*YOUR OBJECTIVE:*
Your task is to transcribe all of the records exactly and leave out the pictures.

*INFORMATION SUPPLIED:*

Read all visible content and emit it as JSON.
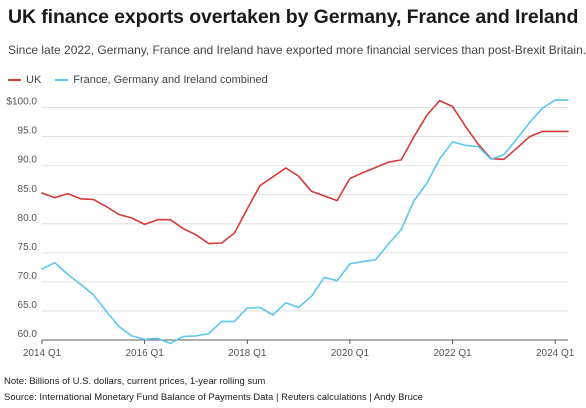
{
  "header": {
    "title": "UK finance exports overtaken by Germany, France and Ireland",
    "subtitle": "Since late 2022, Germany, France and Ireland have exported more financial services than post-Brexit Britain."
  },
  "footer": {
    "note": "Note: Billions of U.S. dollars, current prices, 1-year rolling sum",
    "source": "Source: International Monetary Fund Balance of Payments Data | Reuters calculations | Andy Bruce"
  },
  "chart_data": {
    "type": "line",
    "title": "UK finance exports overtaken by Germany, France and Ireland",
    "xlabel": "",
    "ylabel": "",
    "ylim": [
      60,
      102
    ],
    "y_ticks": [
      {
        "value": 60,
        "label": "60.0"
      },
      {
        "value": 65,
        "label": "65.0"
      },
      {
        "value": 70,
        "label": "70.0"
      },
      {
        "value": 75,
        "label": "75.0"
      },
      {
        "value": 80,
        "label": "80.0"
      },
      {
        "value": 85,
        "label": "85.0"
      },
      {
        "value": 90,
        "label": "90.0"
      },
      {
        "value": 95,
        "label": "95.0"
      },
      {
        "value": 100,
        "label": "$100.0"
      }
    ],
    "x": [
      "2014 Q1",
      "2014 Q2",
      "2014 Q3",
      "2014 Q4",
      "2015 Q1",
      "2015 Q2",
      "2015 Q3",
      "2015 Q4",
      "2016 Q1",
      "2016 Q2",
      "2016 Q3",
      "2016 Q4",
      "2017 Q1",
      "2017 Q2",
      "2017 Q3",
      "2017 Q4",
      "2018 Q1",
      "2018 Q2",
      "2018 Q3",
      "2018 Q4",
      "2019 Q1",
      "2019 Q2",
      "2019 Q3",
      "2019 Q4",
      "2020 Q1",
      "2020 Q2",
      "2020 Q3",
      "2020 Q4",
      "2021 Q1",
      "2021 Q2",
      "2021 Q3",
      "2021 Q4",
      "2022 Q1",
      "2022 Q2",
      "2022 Q3",
      "2022 Q4",
      "2023 Q1",
      "2023 Q2",
      "2023 Q3",
      "2023 Q4",
      "2024 Q1",
      "2024 Q2"
    ],
    "x_ticks": [
      {
        "index": 0,
        "label": "2014 Q1"
      },
      {
        "index": 8,
        "label": "2016 Q1"
      },
      {
        "index": 16,
        "label": "2018 Q1"
      },
      {
        "index": 24,
        "label": "2020 Q1"
      },
      {
        "index": 32,
        "label": "2022 Q1"
      },
      {
        "index": 40,
        "label": "2024 Q1"
      }
    ],
    "grid": true,
    "legend_position": "top-left",
    "series": [
      {
        "name": "UK",
        "color": "#d43a3a",
        "values": [
          85.3,
          84.5,
          85.2,
          84.3,
          84.2,
          83.0,
          81.6,
          81.0,
          79.9,
          80.7,
          80.7,
          79.2,
          78.1,
          76.6,
          76.7,
          78.4,
          82.6,
          86.6,
          88.1,
          89.6,
          88.2,
          85.6,
          84.8,
          84.0,
          87.8,
          88.8,
          89.7,
          90.6,
          91.0,
          95.0,
          98.7,
          101.2,
          100.2,
          96.8,
          93.7,
          91.2,
          91.1,
          93.0,
          95.0,
          95.9,
          95.9,
          95.9
        ]
      },
      {
        "name": "France, Germany and Ireland combined",
        "color": "#5bc8ec",
        "values": [
          72.2,
          73.3,
          71.3,
          69.6,
          67.8,
          65.0,
          62.3,
          60.7,
          60.1,
          60.3,
          59.4,
          60.6,
          60.7,
          61.1,
          63.2,
          63.2,
          65.5,
          65.6,
          64.3,
          66.4,
          65.6,
          67.5,
          70.8,
          70.2,
          73.1,
          73.5,
          73.8,
          76.5,
          79.0,
          84.0,
          87.0,
          91.2,
          94.1,
          93.5,
          93.3,
          91.1,
          91.9,
          94.6,
          97.4,
          99.9,
          101.3,
          101.3
        ]
      }
    ]
  }
}
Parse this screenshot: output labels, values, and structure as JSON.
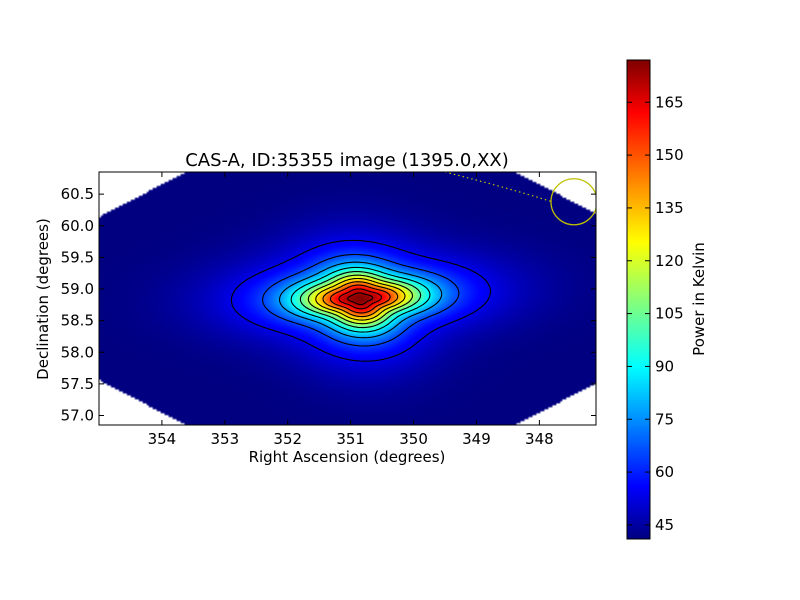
{
  "chart_data": {
    "type": "heatmap",
    "title": "CAS-A, ID:35355 image (1395.0,XX)",
    "xlabel": "Right Ascension (degrees)",
    "ylabel": "Declination (degrees)",
    "xlim": [
      355.0,
      347.1
    ],
    "ylim": [
      56.85,
      60.85
    ],
    "x_ticks": [
      354,
      353,
      352,
      351,
      350,
      349,
      348
    ],
    "y_ticks": [
      57.0,
      57.5,
      58.0,
      58.5,
      59.0,
      59.5,
      60.0,
      60.5
    ],
    "colorbar": {
      "label": "Power in Kelvin",
      "range": [
        41,
        177
      ],
      "ticks": [
        45,
        60,
        75,
        90,
        105,
        120,
        135,
        150,
        165
      ],
      "colormap": "jet"
    },
    "source": {
      "ra": 350.85,
      "dec": 58.85,
      "peak": 177,
      "background": 41
    },
    "beam_marker": {
      "ra": 347.45,
      "dec": 60.38,
      "color": "#bfbf00"
    },
    "contour_levels": [
      55,
      67,
      79,
      91,
      103,
      115,
      127,
      139,
      151,
      163,
      172
    ]
  }
}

*ANSWER FOR THE TASK:*
Read all visible content and emit it as JSON.
{
  "header": {
    "title": "UK finance exports overtaken by Germany, France and Ireland",
    "subtitle": "Since late 2022, Germany, France and Ireland have exported more financial services than post-Brexit Britain."
  },
  "footer": {
    "note": "Note: Billions of U.S. dollars, current prices, 1-year rolling sum",
    "source": "Source: International Monetary Fund Balance of Payments Data | Reuters calculations | Andy Bruce"
  },
  "chart_data": {
    "type": "line",
    "title": "UK finance exports overtaken by Germany, France and Ireland",
    "xlabel": "",
    "ylabel": "",
    "ylim": [
      60,
      102
    ],
    "y_ticks": [
      {
        "value": 60,
        "label": "60.0"
      },
      {
        "value": 65,
        "label": "65.0"
      },
      {
        "value": 70,
        "label": "70.0"
      },
      {
        "value": 75,
        "label": "75.0"
      },
      {
        "value": 80,
        "label": "80.0"
      },
      {
        "value": 85,
        "label": "85.0"
      },
      {
        "value": 90,
        "label": "90.0"
      },
      {
        "value": 95,
        "label": "95.0"
      },
      {
        "value": 100,
        "label": "$100.0"
      }
    ],
    "x": [
      "2014 Q1",
      "2014 Q2",
      "2014 Q3",
      "2014 Q4",
      "2015 Q1",
      "2015 Q2",
      "2015 Q3",
      "2015 Q4",
      "2016 Q1",
      "2016 Q2",
      "2016 Q3",
      "2016 Q4",
      "2017 Q1",
      "2017 Q2",
      "2017 Q3",
      "2017 Q4",
      "2018 Q1",
      "2018 Q2",
      "2018 Q3",
      "2018 Q4",
      "2019 Q1",
      "2019 Q2",
      "2019 Q3",
      "2019 Q4",
      "2020 Q1",
      "2020 Q2",
      "2020 Q3",
      "2020 Q4",
      "2021 Q1",
      "2021 Q2",
      "2021 Q3",
      "2021 Q4",
      "2022 Q1",
      "2022 Q2",
      "2022 Q3",
      "2022 Q4",
      "2023 Q1",
      "2023 Q2",
      "2023 Q3",
      "2023 Q4",
      "2024 Q1",
      "2024 Q2"
    ],
    "x_ticks": [
      {
        "index": 0,
        "label": "2014 Q1"
      },
      {
        "index": 8,
        "label": "2016 Q1"
      },
      {
        "index": 16,
        "label": "2018 Q1"
      },
      {
        "index": 24,
        "label": "2020 Q1"
      },
      {
        "index": 32,
        "label": "2022 Q1"
      },
      {
        "index": 40,
        "label": "2024 Q1"
      }
    ],
    "grid": true,
    "legend_position": "top-left",
    "series": [
      {
        "name": "UK",
        "color": "#d43a3a",
        "values": [
          85.3,
          84.5,
          85.2,
          84.3,
          84.2,
          83.0,
          81.6,
          81.0,
          79.9,
          80.7,
          80.7,
          79.2,
          78.1,
          76.6,
          76.7,
          78.4,
          82.6,
          86.6,
          88.1,
          89.6,
          88.2,
          85.6,
          84.8,
          84.0,
          87.8,
          88.8,
          89.7,
          90.6,
          91.0,
          95.0,
          98.7,
          101.2,
          100.2,
          96.8,
          93.7,
          91.2,
          91.1,
          93.0,
          95.0,
          95.9,
          95.9,
          95.9
        ]
      },
      {
        "name": "France, Germany and Ireland combined",
        "color": "#5bc8ec",
        "values": [
          72.2,
          73.3,
          71.3,
          69.6,
          67.8,
          65.0,
          62.3,
          60.7,
          60.1,
          60.3,
          59.4,
          60.6,
          60.7,
          61.1,
          63.2,
          63.2,
          65.5,
          65.6,
          64.3,
          66.4,
          65.6,
          67.5,
          70.8,
          70.2,
          73.1,
          73.5,
          73.8,
          76.5,
          79.0,
          84.0,
          87.0,
          91.2,
          94.1,
          93.5,
          93.3,
          91.1,
          91.9,
          94.6,
          97.4,
          99.9,
          101.3,
          101.3
        ]
      }
    ]
  }
}
Parse this screenshot: output labels, values, and structure as JSON.
{
  "chart_data": {
    "type": "heatmap",
    "title": "CAS-A, ID:35355 image (1395.0,XX)",
    "xlabel": "Right Ascension (degrees)",
    "ylabel": "Declination (degrees)",
    "xlim": [
      355.0,
      347.1
    ],
    "ylim": [
      56.85,
      60.85
    ],
    "x_ticks": [
      354,
      353,
      352,
      351,
      350,
      349,
      348
    ],
    "y_ticks": [
      57.0,
      57.5,
      58.0,
      58.5,
      59.0,
      59.5,
      60.0,
      60.5
    ],
    "colorbar": {
      "label": "Power in Kelvin",
      "range": [
        41,
        177
      ],
      "ticks": [
        45,
        60,
        75,
        90,
        105,
        120,
        135,
        150,
        165
      ],
      "colormap": "jet"
    },
    "source": {
      "ra": 350.85,
      "dec": 58.85,
      "peak": 177,
      "background": 41
    },
    "beam_marker": {
      "ra": 347.45,
      "dec": 60.38,
      "color": "#bfbf00"
    },
    "contour_levels": [
      55,
      67,
      79,
      91,
      103,
      115,
      127,
      139,
      151,
      163,
      172
    ]
  }
}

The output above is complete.